## Short task
Return each line of the listing that contains the string "JSON".

## Records shown
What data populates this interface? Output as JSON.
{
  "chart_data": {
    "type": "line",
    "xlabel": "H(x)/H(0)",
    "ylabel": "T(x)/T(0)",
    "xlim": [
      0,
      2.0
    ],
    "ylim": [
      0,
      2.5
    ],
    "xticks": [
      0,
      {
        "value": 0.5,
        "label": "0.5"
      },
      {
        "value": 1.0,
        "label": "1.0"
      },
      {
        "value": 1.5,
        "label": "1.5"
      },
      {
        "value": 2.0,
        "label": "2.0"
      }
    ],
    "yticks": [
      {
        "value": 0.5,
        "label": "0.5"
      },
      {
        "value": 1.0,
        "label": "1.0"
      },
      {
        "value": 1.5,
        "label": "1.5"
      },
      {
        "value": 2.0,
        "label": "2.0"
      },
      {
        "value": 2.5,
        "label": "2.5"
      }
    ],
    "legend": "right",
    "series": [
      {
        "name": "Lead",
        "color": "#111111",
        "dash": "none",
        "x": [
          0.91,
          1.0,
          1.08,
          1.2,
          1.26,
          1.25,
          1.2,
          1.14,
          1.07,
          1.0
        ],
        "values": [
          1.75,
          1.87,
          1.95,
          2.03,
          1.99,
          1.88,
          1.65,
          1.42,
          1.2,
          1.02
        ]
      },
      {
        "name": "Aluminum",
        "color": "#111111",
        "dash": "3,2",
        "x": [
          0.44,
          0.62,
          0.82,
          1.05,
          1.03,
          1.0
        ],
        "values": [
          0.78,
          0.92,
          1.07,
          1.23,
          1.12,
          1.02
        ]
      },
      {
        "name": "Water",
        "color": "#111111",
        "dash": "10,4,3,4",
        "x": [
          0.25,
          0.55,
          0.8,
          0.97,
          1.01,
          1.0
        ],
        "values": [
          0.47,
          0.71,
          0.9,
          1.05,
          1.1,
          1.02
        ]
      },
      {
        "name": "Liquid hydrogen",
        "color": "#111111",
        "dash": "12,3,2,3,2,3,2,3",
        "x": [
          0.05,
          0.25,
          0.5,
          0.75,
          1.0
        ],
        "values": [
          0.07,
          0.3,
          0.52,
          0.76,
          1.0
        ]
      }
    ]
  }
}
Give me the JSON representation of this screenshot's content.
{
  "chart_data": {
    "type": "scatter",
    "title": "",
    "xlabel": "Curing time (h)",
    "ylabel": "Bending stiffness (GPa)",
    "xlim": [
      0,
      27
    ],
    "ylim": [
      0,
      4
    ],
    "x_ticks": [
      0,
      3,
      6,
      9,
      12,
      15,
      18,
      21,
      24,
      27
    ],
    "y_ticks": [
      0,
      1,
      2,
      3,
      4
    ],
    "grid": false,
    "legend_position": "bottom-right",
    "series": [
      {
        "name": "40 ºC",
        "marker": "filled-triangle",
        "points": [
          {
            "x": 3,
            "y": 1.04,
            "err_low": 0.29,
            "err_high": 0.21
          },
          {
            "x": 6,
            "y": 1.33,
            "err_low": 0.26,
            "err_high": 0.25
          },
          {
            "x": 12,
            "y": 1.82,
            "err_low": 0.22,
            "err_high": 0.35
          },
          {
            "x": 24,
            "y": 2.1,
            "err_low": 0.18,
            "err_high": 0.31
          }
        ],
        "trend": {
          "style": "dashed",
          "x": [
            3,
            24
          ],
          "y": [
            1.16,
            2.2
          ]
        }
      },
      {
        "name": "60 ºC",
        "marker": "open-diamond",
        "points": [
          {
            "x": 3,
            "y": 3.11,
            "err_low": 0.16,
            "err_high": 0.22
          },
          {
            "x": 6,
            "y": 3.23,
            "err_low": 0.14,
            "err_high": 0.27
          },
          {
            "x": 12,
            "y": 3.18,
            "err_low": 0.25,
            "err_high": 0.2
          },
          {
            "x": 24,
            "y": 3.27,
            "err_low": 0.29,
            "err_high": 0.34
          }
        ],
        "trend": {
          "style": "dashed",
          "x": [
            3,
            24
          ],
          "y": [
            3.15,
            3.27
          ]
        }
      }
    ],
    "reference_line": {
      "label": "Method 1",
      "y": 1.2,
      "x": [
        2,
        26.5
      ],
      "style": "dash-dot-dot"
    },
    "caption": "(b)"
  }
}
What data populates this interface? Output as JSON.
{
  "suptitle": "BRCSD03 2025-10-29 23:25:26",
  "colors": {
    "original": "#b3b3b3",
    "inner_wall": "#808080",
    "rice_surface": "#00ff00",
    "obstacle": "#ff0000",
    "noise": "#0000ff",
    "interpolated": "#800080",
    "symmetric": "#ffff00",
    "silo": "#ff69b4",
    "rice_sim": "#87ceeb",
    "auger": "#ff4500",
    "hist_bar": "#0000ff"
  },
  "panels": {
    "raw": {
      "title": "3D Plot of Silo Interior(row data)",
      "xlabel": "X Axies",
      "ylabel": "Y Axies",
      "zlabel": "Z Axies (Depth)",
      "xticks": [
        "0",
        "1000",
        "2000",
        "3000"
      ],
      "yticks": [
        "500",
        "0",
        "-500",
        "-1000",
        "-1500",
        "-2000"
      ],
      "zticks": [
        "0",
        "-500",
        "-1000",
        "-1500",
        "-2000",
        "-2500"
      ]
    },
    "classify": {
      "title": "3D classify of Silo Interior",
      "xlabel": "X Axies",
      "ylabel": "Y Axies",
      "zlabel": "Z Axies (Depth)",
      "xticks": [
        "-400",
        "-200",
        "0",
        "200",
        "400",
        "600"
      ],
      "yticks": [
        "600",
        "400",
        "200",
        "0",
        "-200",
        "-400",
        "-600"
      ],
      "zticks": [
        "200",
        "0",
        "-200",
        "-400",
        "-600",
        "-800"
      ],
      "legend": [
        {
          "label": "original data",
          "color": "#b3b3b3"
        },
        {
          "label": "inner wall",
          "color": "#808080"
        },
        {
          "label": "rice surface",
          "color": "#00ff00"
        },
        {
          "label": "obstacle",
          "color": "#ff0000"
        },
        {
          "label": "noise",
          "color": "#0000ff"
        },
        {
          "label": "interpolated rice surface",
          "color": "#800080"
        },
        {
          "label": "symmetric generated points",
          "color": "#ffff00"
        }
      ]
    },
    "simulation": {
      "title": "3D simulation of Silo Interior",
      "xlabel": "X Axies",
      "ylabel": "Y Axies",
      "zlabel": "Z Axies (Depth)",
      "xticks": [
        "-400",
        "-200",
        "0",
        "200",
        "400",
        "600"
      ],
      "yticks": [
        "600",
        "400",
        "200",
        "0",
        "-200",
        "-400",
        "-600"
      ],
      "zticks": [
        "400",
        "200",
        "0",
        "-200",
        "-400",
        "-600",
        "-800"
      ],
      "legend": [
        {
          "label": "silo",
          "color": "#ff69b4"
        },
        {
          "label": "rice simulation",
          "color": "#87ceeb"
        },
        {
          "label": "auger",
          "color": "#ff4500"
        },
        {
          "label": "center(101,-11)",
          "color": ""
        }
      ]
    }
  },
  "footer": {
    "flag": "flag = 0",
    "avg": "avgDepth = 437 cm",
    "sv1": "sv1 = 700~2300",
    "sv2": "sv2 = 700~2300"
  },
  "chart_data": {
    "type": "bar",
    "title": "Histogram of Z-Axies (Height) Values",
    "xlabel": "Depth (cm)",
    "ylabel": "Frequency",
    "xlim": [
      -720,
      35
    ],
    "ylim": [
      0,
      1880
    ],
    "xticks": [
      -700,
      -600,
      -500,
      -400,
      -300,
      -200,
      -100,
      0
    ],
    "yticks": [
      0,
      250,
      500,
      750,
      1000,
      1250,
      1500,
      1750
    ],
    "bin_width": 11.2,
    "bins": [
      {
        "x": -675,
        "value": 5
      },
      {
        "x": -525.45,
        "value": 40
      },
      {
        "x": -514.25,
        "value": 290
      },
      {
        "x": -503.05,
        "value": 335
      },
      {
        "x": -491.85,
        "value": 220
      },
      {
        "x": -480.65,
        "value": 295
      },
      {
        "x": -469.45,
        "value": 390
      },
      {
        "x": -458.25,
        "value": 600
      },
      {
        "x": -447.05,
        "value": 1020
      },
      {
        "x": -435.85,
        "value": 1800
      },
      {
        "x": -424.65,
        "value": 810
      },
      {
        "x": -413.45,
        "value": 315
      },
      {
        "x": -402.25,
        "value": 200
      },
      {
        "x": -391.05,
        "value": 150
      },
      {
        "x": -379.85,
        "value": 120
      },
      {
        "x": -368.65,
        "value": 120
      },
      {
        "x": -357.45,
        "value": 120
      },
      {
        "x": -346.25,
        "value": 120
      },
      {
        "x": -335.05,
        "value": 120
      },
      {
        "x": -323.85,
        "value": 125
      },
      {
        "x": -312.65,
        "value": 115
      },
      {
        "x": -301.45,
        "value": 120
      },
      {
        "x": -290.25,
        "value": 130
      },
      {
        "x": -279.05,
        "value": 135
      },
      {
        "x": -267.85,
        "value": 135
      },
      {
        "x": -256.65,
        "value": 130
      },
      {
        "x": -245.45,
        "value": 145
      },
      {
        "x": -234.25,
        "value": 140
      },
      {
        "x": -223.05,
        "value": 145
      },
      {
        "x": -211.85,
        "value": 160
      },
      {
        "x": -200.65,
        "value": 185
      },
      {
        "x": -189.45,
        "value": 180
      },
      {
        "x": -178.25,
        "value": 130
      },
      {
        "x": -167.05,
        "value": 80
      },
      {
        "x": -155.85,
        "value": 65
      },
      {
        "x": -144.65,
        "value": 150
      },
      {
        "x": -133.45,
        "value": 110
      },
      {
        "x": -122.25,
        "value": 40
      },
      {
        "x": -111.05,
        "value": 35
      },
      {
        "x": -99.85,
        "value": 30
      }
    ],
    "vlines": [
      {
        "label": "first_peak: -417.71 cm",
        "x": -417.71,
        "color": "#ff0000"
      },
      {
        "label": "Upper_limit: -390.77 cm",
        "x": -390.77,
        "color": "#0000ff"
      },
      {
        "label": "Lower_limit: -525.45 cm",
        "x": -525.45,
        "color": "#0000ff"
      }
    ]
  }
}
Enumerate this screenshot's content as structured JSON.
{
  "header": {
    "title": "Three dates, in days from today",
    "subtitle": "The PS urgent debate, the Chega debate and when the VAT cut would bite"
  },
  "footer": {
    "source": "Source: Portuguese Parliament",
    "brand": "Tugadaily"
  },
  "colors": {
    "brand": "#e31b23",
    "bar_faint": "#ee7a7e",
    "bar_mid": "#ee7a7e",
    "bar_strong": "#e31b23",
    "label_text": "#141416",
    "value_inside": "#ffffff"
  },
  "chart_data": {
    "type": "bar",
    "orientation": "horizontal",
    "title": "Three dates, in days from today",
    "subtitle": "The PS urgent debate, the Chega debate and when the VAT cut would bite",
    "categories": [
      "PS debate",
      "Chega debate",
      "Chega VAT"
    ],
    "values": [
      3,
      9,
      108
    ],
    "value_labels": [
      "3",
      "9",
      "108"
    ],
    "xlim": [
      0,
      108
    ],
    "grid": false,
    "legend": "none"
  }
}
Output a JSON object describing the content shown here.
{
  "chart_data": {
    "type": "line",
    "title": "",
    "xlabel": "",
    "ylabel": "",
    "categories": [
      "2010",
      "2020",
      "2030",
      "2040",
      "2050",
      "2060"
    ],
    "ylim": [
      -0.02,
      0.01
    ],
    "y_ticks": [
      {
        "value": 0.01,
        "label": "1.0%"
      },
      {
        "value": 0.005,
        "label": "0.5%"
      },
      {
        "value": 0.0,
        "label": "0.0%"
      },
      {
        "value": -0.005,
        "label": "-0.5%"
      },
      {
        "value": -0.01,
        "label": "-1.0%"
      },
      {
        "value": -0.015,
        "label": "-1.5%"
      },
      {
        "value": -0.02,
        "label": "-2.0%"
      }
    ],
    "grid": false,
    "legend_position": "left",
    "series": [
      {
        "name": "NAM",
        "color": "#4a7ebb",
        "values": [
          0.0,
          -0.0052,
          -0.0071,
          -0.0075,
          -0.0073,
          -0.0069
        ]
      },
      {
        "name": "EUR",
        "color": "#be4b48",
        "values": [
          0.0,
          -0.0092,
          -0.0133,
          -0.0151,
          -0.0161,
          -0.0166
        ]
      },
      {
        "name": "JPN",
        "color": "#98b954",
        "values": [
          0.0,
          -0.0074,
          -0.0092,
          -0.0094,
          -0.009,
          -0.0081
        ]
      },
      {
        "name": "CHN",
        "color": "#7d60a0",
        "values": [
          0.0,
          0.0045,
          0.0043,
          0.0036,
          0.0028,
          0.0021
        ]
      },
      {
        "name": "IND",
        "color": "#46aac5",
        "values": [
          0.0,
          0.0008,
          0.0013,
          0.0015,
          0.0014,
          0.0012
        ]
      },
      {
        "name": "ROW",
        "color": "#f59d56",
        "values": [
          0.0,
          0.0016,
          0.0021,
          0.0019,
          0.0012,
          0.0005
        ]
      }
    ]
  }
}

## Solution to this task
What data populates this interface? Output as JSON.
Give me the JSON representation of this screenshot's content.
What data populates this interface? Output as JSON.
Enumerate this screenshot's content as structured JSON.
Output a JSON object describing the content shown here.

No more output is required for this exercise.